▶ [Problem requirements] Write the data out again exactly, dropping any images it holds.

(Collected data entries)
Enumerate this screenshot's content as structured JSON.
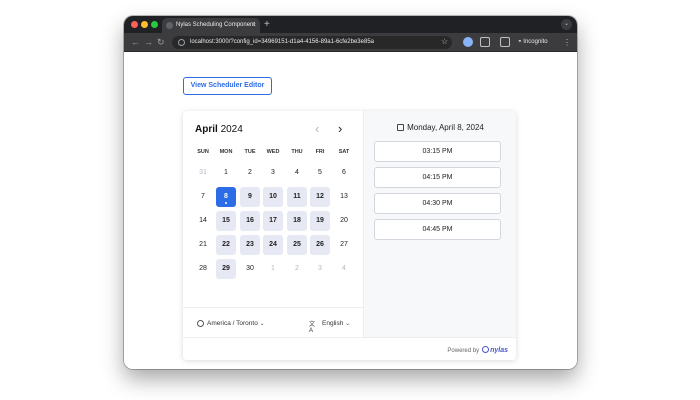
{
  "browser": {
    "tab_title": "Nylas Scheduling Component",
    "tab_close": "×",
    "new_tab": "+",
    "url": "localhost:3000/?config_id=34969151-d1a4-4156-89a1-6cfe2be3e85a",
    "incognito_label": "Incognito"
  },
  "page": {
    "editor_button": "View Scheduler Editor"
  },
  "calendar": {
    "month": "April",
    "year": "2024",
    "weekdays": [
      "SUN",
      "MON",
      "TUE",
      "WED",
      "THU",
      "FRI",
      "SAT"
    ],
    "weeks": [
      [
        {
          "d": "31",
          "s": "muted"
        },
        {
          "d": "1",
          "s": "normal"
        },
        {
          "d": "2",
          "s": "normal"
        },
        {
          "d": "3",
          "s": "normal"
        },
        {
          "d": "4",
          "s": "normal"
        },
        {
          "d": "5",
          "s": "normal"
        },
        {
          "d": "6",
          "s": "normal"
        }
      ],
      [
        {
          "d": "7",
          "s": "normal"
        },
        {
          "d": "8",
          "s": "selected"
        },
        {
          "d": "9",
          "s": "avail"
        },
        {
          "d": "10",
          "s": "avail"
        },
        {
          "d": "11",
          "s": "avail"
        },
        {
          "d": "12",
          "s": "avail"
        },
        {
          "d": "13",
          "s": "normal"
        }
      ],
      [
        {
          "d": "14",
          "s": "normal"
        },
        {
          "d": "15",
          "s": "avail"
        },
        {
          "d": "16",
          "s": "avail"
        },
        {
          "d": "17",
          "s": "avail"
        },
        {
          "d": "18",
          "s": "avail"
        },
        {
          "d": "19",
          "s": "avail"
        },
        {
          "d": "20",
          "s": "normal"
        }
      ],
      [
        {
          "d": "21",
          "s": "normal"
        },
        {
          "d": "22",
          "s": "avail"
        },
        {
          "d": "23",
          "s": "avail"
        },
        {
          "d": "24",
          "s": "avail"
        },
        {
          "d": "25",
          "s": "avail"
        },
        {
          "d": "26",
          "s": "avail"
        },
        {
          "d": "27",
          "s": "normal"
        }
      ],
      [
        {
          "d": "28",
          "s": "normal"
        },
        {
          "d": "29",
          "s": "avail"
        },
        {
          "d": "30",
          "s": "normal"
        },
        {
          "d": "1",
          "s": "muted"
        },
        {
          "d": "2",
          "s": "muted"
        },
        {
          "d": "3",
          "s": "muted"
        },
        {
          "d": "4",
          "s": "muted"
        }
      ]
    ],
    "timezone": "America / Toronto",
    "language": "English"
  },
  "timeslots": {
    "date_label": "Monday, April 8, 2024",
    "slots": [
      "03:15 PM",
      "04:15 PM",
      "04:30 PM",
      "04:45 PM"
    ]
  },
  "footer": {
    "powered_by": "Powered by",
    "brand": "nylas"
  },
  "colors": {
    "accent": "#2c6ce6",
    "available_day": "#e6e8f3",
    "brand": "#4a57c8"
  }
}
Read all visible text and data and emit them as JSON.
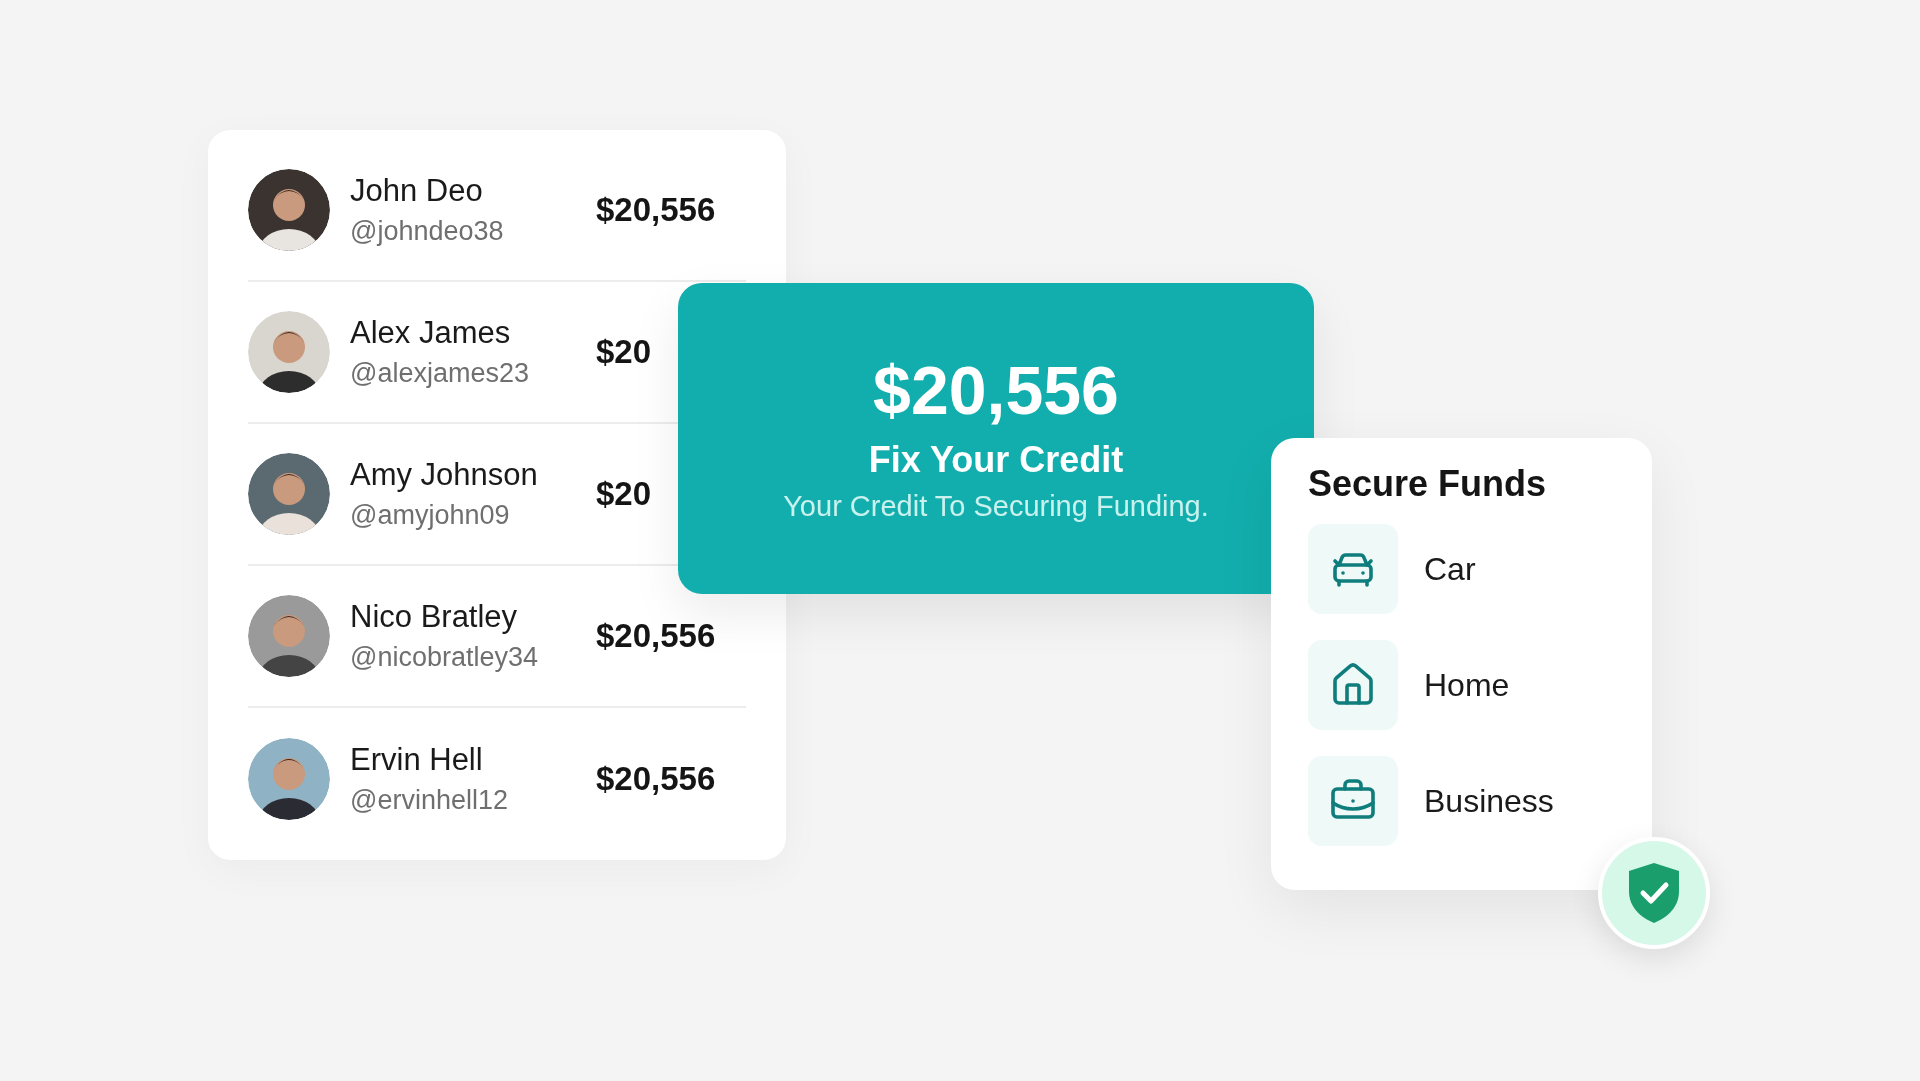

▶ [Response below]
Enumerate this screenshot's content as structured JSON.
{
  "browser": {
    "tab_title": "Nylas Scheduling Component",
    "tab_close": "×",
    "new_tab": "+",
    "url": "localhost:3000/?config_id=34969151-d1a4-4156-89a1-6cfe2be3e85a",
    "incognito_label": "Incognito"
  },
  "page": {
    "editor_button": "View Scheduler Editor"
  },
  "calendar": {
    "month": "April",
    "year": "2024",
    "weekdays": [
      "SUN",
      "MON",
      "TUE",
      "WED",
      "THU",
      "FRI",
      "SAT"
    ],
    "weeks": [
      [
        {
          "d": "31",
          "s": "muted"
        },
        {
          "d": "1",
          "s": "normal"
        },
        {
          "d": "2",
          "s": "normal"
        },
        {
          "d": "3",
          "s": "normal"
        },
        {
          "d": "4",
          "s": "normal"
        },
        {
          "d": "5",
          "s": "normal"
        },
        {
          "d": "6",
          "s": "normal"
        }
      ],
      [
        {
          "d": "7",
          "s": "normal"
        },
        {
          "d": "8",
          "s": "selected"
        },
        {
          "d": "9",
          "s": "avail"
        },
        {
          "d": "10",
          "s": "avail"
        },
        {
          "d": "11",
          "s": "avail"
        },
        {
          "d": "12",
          "s": "avail"
        },
        {
          "d": "13",
          "s": "normal"
        }
      ],
      [
        {
          "d": "14",
          "s": "normal"
        },
        {
          "d": "15",
          "s": "avail"
        },
        {
          "d": "16",
          "s": "avail"
        },
        {
          "d": "17",
          "s": "avail"
        },
        {
          "d": "18",
          "s": "avail"
        },
        {
          "d": "19",
          "s": "avail"
        },
        {
          "d": "20",
          "s": "normal"
        }
      ],
      [
        {
          "d": "21",
          "s": "normal"
        },
        {
          "d": "22",
          "s": "avail"
        },
        {
          "d": "23",
          "s": "avail"
        },
        {
          "d": "24",
          "s": "avail"
        },
        {
          "d": "25",
          "s": "avail"
        },
        {
          "d": "26",
          "s": "avail"
        },
        {
          "d": "27",
          "s": "normal"
        }
      ],
      [
        {
          "d": "28",
          "s": "normal"
        },
        {
          "d": "29",
          "s": "avail"
        },
        {
          "d": "30",
          "s": "normal"
        },
        {
          "d": "1",
          "s": "muted"
        },
        {
          "d": "2",
          "s": "muted"
        },
        {
          "d": "3",
          "s": "muted"
        },
        {
          "d": "4",
          "s": "muted"
        }
      ]
    ],
    "timezone": "America / Toronto",
    "language": "English"
  },
  "timeslots": {
    "date_label": "Monday, April 8, 2024",
    "slots": [
      "03:15 PM",
      "04:15 PM",
      "04:30 PM",
      "04:45 PM"
    ]
  },
  "footer": {
    "powered_by": "Powered by",
    "brand": "nylas"
  },
  "colors": {
    "accent": "#2c6ce6",
    "available_day": "#e6e8f3",
    "brand": "#4a57c8"
  }
}
Read all visible text and data and emit them as JSON.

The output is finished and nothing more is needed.